(Saved data entries)
------------------------------------

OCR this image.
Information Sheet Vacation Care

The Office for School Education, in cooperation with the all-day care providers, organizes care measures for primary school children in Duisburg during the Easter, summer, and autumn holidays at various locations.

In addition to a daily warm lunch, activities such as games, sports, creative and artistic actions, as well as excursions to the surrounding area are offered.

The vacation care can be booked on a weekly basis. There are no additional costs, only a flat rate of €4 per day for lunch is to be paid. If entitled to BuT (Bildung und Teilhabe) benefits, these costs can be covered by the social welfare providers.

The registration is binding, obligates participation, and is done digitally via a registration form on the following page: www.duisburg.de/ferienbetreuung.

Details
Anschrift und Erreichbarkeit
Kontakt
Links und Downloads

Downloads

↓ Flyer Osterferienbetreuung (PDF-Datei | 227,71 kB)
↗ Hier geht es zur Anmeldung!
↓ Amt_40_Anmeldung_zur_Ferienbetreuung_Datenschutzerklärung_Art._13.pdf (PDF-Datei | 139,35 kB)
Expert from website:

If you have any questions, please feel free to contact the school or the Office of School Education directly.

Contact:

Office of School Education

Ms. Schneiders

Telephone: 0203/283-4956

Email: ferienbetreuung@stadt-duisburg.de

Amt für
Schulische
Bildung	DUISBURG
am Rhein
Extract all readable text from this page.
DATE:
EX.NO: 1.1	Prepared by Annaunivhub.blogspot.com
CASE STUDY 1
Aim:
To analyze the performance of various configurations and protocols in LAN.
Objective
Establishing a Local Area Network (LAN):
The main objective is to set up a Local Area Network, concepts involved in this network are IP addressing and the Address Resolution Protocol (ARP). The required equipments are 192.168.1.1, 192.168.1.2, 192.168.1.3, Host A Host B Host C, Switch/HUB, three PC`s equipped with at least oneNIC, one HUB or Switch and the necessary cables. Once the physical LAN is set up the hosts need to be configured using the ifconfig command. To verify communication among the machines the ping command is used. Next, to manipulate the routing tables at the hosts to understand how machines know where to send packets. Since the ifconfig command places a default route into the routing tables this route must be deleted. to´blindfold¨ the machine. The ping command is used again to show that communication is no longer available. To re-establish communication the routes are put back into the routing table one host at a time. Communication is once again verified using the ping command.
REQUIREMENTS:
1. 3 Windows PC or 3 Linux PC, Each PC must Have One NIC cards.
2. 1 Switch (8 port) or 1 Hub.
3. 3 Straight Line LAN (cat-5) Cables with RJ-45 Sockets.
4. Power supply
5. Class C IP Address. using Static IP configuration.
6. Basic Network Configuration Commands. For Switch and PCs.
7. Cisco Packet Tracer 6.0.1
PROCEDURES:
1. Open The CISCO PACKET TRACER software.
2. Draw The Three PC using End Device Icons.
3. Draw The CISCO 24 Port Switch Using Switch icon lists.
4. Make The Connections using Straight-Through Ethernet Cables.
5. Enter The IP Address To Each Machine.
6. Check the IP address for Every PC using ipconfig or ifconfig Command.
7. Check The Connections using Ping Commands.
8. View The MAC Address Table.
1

------------------------------------

Aim of the exercise = Identify each line containing the string "Commands" and copy it out.

Exercise output =
6. Basic Network Configuration Commands. For Switch and PCs.
7. Check The Connections using Ping Commands.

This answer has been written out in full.